┌──

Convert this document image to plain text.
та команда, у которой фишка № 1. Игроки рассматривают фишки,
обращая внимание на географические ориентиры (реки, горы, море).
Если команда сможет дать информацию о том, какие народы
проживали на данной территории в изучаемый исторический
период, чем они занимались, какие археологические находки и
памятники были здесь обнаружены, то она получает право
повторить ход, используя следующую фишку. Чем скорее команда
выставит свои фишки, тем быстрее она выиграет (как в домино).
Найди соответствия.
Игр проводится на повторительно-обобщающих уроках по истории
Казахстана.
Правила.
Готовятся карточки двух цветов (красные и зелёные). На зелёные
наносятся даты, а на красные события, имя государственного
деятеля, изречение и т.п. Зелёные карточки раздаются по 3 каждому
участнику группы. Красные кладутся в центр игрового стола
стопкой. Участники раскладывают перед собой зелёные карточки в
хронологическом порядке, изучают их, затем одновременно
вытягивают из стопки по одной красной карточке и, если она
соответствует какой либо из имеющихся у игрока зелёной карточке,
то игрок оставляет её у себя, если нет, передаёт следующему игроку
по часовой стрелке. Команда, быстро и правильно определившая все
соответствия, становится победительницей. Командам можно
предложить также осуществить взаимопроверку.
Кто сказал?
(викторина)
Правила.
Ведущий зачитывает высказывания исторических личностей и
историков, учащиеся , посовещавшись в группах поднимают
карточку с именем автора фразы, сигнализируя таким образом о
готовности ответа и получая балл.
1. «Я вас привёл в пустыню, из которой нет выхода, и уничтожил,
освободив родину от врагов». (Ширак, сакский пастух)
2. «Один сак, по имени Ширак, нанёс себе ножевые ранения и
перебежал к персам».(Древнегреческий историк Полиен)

└──

_WHAT TO DO_
Go through the data and gather every line that holds "карточки".

_REPLY TO THE EXERCISE_
Готовятся карточки двух цветов (красные и зелёные). На зелёные
деятеля, изречение и т.п. Зелёные карточки раздаются по 3 каждому
стопкой. Участники раскладывают перед собой зелёные карточки в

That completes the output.